---------- RAW DATA ----------

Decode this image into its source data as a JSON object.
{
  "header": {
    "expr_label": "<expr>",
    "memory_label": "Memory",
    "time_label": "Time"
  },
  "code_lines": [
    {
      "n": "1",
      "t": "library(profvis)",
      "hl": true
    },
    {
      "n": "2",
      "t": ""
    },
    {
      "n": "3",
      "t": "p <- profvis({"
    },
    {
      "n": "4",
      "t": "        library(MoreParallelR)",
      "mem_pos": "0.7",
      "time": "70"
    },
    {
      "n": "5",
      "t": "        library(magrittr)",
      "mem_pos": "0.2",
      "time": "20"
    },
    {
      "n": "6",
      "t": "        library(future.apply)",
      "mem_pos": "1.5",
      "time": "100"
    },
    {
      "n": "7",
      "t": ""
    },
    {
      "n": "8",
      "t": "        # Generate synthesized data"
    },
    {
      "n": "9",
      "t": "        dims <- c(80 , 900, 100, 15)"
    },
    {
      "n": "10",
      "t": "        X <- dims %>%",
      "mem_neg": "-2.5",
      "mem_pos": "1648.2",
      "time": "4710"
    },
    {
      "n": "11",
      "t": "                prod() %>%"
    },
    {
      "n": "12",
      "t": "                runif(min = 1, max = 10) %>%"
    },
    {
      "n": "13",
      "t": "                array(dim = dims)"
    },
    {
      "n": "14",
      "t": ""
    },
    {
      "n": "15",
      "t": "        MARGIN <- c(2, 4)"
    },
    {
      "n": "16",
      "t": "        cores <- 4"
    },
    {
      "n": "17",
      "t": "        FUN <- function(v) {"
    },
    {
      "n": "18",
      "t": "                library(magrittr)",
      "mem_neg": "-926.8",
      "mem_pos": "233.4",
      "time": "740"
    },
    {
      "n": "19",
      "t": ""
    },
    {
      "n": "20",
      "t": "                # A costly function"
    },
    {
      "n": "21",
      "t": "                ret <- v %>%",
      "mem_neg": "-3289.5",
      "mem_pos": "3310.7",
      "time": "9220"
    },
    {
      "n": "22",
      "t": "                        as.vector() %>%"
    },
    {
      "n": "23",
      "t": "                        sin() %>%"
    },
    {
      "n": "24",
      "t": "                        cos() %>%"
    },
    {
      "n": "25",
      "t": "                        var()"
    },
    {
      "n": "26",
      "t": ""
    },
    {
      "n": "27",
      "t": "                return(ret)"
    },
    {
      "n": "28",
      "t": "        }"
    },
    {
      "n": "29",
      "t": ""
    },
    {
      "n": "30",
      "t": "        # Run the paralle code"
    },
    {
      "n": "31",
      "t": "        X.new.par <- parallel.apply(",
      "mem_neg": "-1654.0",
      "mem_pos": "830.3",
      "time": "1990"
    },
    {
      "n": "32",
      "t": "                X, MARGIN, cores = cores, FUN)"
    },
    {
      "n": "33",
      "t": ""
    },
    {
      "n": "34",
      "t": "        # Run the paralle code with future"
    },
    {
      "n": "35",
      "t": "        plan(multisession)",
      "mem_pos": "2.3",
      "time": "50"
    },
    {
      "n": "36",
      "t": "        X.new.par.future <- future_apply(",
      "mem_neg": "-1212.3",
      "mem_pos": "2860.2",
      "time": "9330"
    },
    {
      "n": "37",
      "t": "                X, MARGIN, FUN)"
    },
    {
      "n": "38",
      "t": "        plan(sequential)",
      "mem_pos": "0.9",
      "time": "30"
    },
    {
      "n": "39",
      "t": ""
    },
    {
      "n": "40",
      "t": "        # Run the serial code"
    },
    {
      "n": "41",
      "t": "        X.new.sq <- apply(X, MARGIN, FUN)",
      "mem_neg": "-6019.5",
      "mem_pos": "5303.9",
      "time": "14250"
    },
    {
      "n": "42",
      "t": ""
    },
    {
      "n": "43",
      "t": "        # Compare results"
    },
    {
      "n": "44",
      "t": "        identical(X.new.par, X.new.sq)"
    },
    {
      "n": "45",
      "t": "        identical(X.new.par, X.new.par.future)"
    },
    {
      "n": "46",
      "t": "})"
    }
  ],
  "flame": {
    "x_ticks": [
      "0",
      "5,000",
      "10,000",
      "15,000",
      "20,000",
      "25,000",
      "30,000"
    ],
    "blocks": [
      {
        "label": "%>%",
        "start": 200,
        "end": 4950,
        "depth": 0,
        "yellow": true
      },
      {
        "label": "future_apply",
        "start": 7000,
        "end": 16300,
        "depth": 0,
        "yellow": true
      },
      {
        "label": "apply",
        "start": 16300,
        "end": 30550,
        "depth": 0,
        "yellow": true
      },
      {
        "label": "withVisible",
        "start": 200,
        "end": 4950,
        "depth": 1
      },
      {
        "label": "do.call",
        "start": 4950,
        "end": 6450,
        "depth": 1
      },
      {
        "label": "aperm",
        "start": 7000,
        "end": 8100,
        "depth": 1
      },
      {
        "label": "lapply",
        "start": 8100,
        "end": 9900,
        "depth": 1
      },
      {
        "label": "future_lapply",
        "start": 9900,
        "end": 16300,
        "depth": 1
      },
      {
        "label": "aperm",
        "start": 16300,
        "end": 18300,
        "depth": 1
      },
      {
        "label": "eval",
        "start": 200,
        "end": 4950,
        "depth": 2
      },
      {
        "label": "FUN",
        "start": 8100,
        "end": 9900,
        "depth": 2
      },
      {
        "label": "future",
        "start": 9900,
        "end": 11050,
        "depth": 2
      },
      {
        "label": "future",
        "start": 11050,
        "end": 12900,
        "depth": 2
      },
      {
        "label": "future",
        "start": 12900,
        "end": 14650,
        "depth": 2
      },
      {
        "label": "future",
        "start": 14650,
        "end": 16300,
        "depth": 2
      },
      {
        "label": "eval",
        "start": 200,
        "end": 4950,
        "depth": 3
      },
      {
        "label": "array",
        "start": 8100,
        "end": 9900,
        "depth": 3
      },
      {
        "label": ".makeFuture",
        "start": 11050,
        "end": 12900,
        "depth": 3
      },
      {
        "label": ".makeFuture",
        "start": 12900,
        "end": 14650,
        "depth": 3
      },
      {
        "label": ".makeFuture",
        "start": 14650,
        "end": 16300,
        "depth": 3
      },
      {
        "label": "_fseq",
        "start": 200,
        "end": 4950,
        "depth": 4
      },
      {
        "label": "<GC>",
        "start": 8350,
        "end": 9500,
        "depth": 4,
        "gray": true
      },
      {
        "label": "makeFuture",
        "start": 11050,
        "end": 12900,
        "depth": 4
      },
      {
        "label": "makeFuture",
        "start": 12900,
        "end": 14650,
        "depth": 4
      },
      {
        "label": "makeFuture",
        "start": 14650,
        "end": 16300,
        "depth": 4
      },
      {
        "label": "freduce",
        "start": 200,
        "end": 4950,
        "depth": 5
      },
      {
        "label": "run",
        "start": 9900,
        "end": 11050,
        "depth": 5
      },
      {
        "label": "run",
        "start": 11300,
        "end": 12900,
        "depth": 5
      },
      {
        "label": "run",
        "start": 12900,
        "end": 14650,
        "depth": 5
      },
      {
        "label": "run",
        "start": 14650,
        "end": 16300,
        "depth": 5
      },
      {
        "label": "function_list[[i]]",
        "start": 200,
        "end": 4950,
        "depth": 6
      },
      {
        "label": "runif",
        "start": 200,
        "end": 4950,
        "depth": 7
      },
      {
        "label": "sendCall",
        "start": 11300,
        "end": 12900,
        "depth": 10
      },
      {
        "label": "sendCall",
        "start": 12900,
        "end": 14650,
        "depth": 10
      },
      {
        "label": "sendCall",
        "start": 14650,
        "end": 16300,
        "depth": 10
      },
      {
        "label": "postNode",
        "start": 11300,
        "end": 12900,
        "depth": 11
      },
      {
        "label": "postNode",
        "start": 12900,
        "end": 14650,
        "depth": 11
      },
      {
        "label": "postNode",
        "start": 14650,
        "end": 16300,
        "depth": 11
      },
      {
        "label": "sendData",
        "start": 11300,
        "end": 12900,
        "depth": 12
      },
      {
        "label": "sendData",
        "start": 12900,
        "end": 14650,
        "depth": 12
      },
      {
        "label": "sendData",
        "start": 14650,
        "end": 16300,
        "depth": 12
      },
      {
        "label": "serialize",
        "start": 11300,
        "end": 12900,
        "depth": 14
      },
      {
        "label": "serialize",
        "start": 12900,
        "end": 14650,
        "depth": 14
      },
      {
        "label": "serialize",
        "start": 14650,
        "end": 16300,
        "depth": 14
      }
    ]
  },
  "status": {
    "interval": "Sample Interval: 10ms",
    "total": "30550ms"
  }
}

----------

## [EXERCISE OBJECTIVE]
Report how many lines in the listing above include the word "dims". Give nothing but the number.

## [OUTPUT]
3